* TEXT EXTRACT *

===============

It was no coincidence that with the rise in female education, female employment would also rise in prominence. Something monumental happened to English society with the passing of the Education Act of 1870, wherein schooling was provided to all children between the ages of five and twelve, with elementary school made compulsory in 1880, and free in 1891. Add to this the founding of women’s colleges at Oxford and Cambridge, the granting of degrees to women from other colleges and universities (something Oxbridge did not do until the 20th century), as well as the fight for secondary education and the founding of girls’ public schools and high schools, and you have a veritable revolution in thought! As a result of these monumental changes, women and teenage girls of the Edwardian era were the first generation of females to be educated along the same standards as males.
And this came at the perfect time for late Victorian and Edwardian women. By the 1860s and 1870s, the “Surplus Woman Question” was the subject of countless articles, lectures, and pamphlets. Despite the age-old opinion that women were meant for marriage and motherhood, the uncomfortable reality that hundreds of thousands, perhaps millions, of women would not wed because of poverty, age, physical appearance, lack of position, and especially a shortage of eligible men, frightened society. However, no one offered any real solutions besides devoting one’s self to one’s aging parents, or becoming a caretaker/governess for the household of one’s married brother or sister. Women of the 1880s revolted against this dreary existence and slowly, but surely, began to infiltrate the workforce as shop-girls, teachers, librarians, journalists, nurses, etc. Of course, though there was a bit of a struggle against women “de-feminizing” themselves by having a job, the rapid modernization of technology and business made their entry much easier than in the past (for example, the growth of ocean liners meant stewardesses were needed for female passengers; the growth of department stores over individual shops meant female employees were needed in certain departments, etc).

===============

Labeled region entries
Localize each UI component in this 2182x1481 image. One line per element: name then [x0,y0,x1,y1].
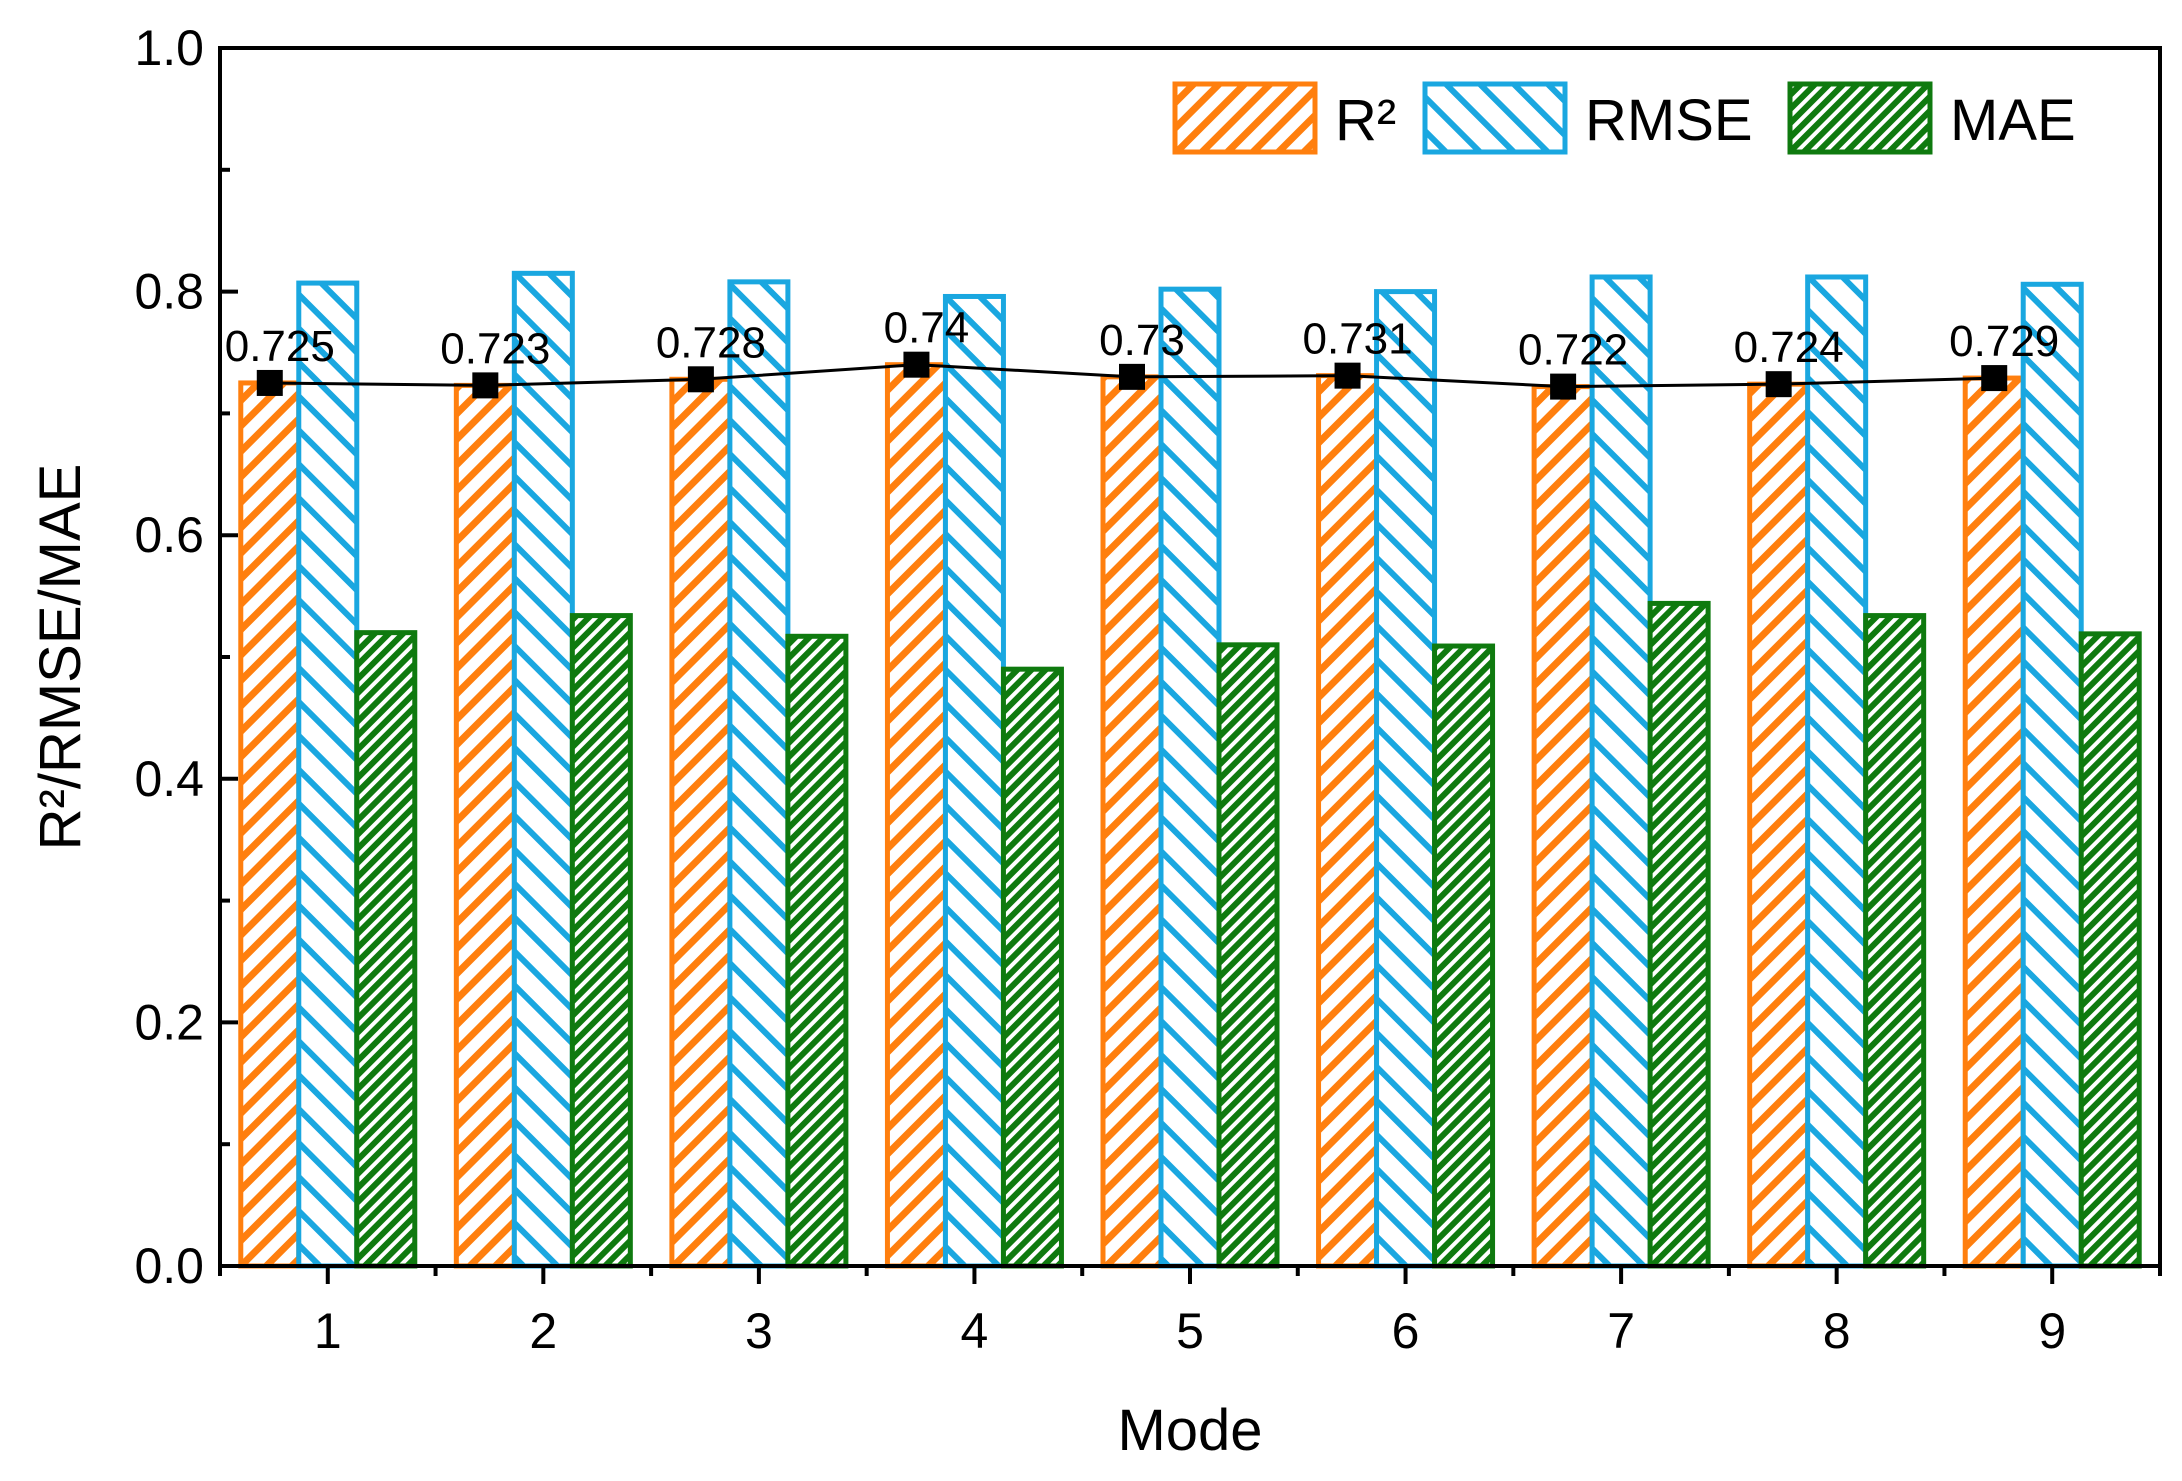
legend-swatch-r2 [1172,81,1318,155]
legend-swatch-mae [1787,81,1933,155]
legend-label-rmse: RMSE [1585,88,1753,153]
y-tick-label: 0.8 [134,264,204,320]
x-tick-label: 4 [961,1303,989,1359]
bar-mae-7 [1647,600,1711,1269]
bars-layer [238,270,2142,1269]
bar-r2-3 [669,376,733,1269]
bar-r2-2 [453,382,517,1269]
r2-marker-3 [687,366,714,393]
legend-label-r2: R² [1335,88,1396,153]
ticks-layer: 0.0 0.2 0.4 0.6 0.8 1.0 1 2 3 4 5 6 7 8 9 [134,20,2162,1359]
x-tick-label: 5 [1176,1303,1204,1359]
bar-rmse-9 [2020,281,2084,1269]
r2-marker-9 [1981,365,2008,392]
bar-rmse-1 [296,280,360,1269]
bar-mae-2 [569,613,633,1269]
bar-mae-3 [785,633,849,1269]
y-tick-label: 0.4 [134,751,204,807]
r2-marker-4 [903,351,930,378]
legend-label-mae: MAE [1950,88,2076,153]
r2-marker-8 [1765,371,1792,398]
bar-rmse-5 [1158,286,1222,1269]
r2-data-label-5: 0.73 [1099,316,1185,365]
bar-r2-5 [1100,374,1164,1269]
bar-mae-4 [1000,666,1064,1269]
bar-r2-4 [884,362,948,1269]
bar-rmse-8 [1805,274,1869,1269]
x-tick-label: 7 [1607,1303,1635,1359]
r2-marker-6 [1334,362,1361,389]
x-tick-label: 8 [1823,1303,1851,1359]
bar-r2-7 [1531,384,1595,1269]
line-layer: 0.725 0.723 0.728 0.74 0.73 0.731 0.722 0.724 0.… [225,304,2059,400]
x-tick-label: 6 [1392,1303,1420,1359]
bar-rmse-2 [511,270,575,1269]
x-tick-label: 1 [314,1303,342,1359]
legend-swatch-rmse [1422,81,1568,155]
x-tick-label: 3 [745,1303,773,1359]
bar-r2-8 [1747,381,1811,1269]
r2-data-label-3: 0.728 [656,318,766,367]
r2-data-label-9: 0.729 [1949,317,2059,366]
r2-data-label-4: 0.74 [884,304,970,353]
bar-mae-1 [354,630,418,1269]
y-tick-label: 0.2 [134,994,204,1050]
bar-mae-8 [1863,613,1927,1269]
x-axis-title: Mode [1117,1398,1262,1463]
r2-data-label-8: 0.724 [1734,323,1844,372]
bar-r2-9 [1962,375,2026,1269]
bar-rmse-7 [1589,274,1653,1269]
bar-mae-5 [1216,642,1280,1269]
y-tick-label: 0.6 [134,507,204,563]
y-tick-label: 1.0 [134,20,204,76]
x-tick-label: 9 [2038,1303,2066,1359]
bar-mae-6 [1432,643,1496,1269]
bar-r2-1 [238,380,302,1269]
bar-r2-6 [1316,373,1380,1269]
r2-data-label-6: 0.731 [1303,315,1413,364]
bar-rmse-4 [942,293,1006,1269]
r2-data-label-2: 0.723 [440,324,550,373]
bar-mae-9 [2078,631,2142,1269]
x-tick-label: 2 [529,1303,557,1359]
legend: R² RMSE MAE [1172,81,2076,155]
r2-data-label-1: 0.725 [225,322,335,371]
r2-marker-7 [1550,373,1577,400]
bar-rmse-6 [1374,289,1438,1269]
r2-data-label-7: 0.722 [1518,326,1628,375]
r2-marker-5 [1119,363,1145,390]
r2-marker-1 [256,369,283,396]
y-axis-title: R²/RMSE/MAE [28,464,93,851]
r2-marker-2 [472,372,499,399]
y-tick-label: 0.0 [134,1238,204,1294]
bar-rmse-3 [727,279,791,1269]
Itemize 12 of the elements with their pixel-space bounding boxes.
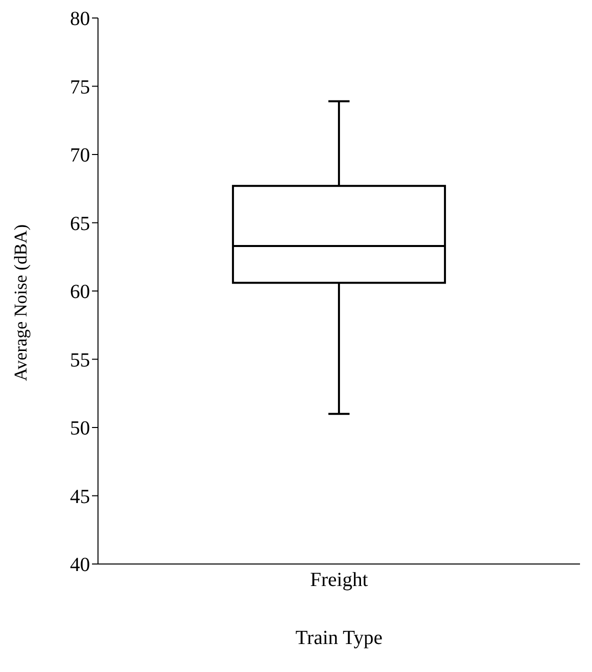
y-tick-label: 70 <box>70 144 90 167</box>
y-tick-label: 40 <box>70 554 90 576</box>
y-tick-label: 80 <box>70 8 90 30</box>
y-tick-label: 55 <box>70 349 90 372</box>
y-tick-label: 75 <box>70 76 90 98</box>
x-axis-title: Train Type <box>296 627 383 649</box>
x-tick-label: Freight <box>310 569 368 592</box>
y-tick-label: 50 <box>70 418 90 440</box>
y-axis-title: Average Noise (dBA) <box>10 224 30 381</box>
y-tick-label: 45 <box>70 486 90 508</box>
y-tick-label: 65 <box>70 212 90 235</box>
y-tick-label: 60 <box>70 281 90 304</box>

===============

* WRITTEN EXERCISE *
Could you repeat everything in the passage above on women's education and work, from "It was no coincidence" down to "standards as males.", word for word?

* THE RESPONSE *
It was no coincidence that with the rise in female education, female employment would also rise in prominence. Something monumental happened to English society with the passing of the Education Act of 1870, wherein schooling was provided to all children between the ages of five and twelve, with elementary school made compulsory in 1880, and free in 1891. Add to this the founding of women’s colleges at Oxford and Cambridge, the granting of degrees to women from other colleges and universities (something Oxbridge did not do until the 20th century), as well as the fight for secondary education and the founding of girls’ public schools and high schools, and you have a veritable revolution in thought! As a result of these monumental changes, women and teenage girls of the Edwardian era were the first generation of females to be educated along the same standards as males.